=== Stated task ===
Extract each line holding the word "this" from the entries.

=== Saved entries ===
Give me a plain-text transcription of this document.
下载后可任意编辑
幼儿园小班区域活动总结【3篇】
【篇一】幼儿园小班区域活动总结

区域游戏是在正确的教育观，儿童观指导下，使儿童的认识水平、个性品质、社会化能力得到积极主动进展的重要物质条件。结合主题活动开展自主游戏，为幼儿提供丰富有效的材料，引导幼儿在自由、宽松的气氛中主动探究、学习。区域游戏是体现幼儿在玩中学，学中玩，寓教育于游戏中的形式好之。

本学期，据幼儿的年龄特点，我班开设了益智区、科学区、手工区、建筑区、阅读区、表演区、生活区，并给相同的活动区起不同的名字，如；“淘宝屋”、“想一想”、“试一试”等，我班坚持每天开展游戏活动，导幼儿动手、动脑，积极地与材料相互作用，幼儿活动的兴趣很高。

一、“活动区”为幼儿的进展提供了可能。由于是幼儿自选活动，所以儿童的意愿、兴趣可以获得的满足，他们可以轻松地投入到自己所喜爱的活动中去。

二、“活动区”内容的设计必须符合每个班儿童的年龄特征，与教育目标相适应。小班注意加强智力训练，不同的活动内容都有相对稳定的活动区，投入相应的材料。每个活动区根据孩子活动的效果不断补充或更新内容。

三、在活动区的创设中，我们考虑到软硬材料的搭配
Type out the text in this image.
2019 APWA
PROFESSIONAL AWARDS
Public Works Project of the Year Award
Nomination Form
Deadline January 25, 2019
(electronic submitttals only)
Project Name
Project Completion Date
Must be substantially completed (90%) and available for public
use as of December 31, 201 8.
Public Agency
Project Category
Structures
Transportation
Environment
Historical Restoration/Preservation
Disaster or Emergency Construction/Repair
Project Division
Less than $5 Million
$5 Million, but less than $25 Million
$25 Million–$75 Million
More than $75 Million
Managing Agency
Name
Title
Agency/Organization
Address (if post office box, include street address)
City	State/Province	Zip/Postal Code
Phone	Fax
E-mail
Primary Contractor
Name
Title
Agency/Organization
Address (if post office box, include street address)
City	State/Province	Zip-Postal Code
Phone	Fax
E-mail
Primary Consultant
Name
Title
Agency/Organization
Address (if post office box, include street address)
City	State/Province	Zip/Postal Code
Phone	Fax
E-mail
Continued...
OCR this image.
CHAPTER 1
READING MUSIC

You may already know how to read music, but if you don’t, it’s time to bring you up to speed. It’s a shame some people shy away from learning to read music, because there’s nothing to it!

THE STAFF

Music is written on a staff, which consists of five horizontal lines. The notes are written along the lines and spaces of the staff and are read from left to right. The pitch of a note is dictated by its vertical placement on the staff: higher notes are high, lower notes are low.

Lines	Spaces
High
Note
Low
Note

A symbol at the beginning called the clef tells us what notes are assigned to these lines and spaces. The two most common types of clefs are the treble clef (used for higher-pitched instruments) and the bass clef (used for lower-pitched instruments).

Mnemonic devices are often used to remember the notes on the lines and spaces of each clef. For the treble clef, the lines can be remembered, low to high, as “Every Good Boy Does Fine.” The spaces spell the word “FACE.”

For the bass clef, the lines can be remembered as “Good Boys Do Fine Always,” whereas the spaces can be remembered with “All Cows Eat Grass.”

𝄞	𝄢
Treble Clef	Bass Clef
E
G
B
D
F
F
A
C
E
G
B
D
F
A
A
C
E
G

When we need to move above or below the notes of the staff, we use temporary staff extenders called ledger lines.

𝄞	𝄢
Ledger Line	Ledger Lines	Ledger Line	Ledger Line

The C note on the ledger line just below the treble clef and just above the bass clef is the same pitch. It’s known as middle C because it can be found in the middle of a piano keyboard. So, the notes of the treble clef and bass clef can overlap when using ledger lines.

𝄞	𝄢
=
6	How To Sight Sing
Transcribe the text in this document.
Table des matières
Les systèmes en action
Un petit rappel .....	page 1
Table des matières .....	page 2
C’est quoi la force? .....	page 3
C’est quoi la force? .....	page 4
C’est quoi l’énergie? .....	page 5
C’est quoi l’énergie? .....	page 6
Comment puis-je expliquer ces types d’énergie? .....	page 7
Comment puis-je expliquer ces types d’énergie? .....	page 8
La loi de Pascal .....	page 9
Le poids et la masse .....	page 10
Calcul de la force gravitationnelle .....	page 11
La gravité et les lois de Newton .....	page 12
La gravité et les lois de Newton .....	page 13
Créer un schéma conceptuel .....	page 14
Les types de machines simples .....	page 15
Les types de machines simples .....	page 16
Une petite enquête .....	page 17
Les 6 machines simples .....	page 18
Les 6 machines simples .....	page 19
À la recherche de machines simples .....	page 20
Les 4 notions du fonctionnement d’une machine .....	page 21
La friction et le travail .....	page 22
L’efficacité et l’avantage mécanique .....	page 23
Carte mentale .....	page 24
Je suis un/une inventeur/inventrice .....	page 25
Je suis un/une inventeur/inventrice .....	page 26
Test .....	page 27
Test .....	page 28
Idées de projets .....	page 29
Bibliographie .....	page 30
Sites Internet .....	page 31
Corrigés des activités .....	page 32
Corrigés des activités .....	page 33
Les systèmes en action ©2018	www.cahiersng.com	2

=== The reply ===
Give me a plain-text transcription of this document.
Type out the text in this image.
OCR this image.
Transcribe the text in this document.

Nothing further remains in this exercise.